» Instruction: Copy out every record below exactly as written, but leave out any pictures.

▶

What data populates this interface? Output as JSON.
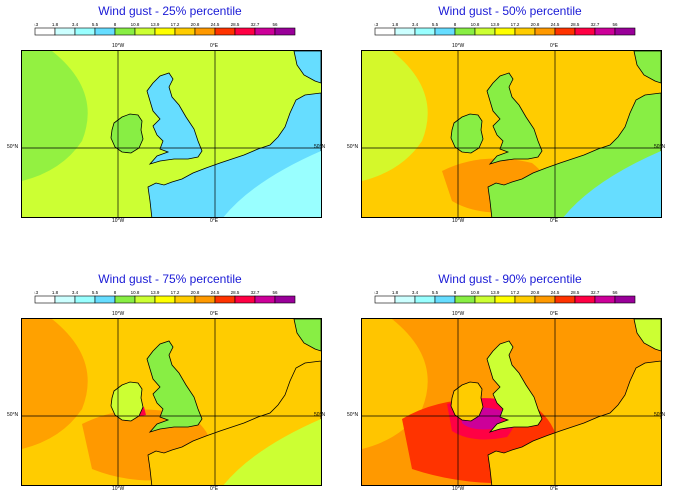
{
  "colorbar": {
    "ticks": [
      "0.3",
      "1.8",
      "3.4",
      "5.5",
      "8",
      "10.8",
      "13.9",
      "17.2",
      "20.8",
      "24.5",
      "28.5",
      "32.7",
      "56"
    ],
    "colors": [
      "#ffffff",
      "#ccffff",
      "#99ffff",
      "#66ddff",
      "#88ee44",
      "#ccff33",
      "#ffff00",
      "#ffcc00",
      "#ff9900",
      "#ff3300",
      "#ff0044",
      "#cc0099",
      "#990099"
    ]
  },
  "axes": {
    "lon_top_1": "10°W",
    "lon_top_2": "0°E",
    "lon_bottom_1": "10°W",
    "lon_bottom_2": "0°E",
    "lat_left": "50°N",
    "lat_right": "50°N"
  },
  "panels": [
    {
      "title": "Wind gust - 25% percentile"
    },
    {
      "title": "Wind gust - 50% percentile"
    },
    {
      "title": "Wind gust - 75% percentile"
    },
    {
      "title": "Wind gust - 90% percentile"
    }
  ]
}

◀

» Written response:
What data populates this interface? Output as JSON.
{
  "colorbar": {
    "ticks": [
      "0.3",
      "1.8",
      "3.4",
      "5.5",
      "8",
      "10.8",
      "13.9",
      "17.2",
      "20.8",
      "24.5",
      "28.5",
      "32.7",
      "56"
    ],
    "colors": [
      "#ffffff",
      "#ccffff",
      "#99ffff",
      "#66ddff",
      "#88ee44",
      "#ccff33",
      "#ffff00",
      "#ffcc00",
      "#ff9900",
      "#ff3300",
      "#ff0044",
      "#cc0099",
      "#990099"
    ]
  },
  "axes": {
    "lon_top_1": "10°W",
    "lon_top_2": "0°E",
    "lon_bottom_1": "10°W",
    "lon_bottom_2": "0°E",
    "lat_left": "50°N",
    "lat_right": "50°N"
  },
  "panels": [
    {
      "title": "Wind gust - 25% percentile"
    },
    {
      "title": "Wind gust - 50% percentile"
    },
    {
      "title": "Wind gust - 75% percentile"
    },
    {
      "title": "Wind gust - 90% percentile"
    }
  ]
}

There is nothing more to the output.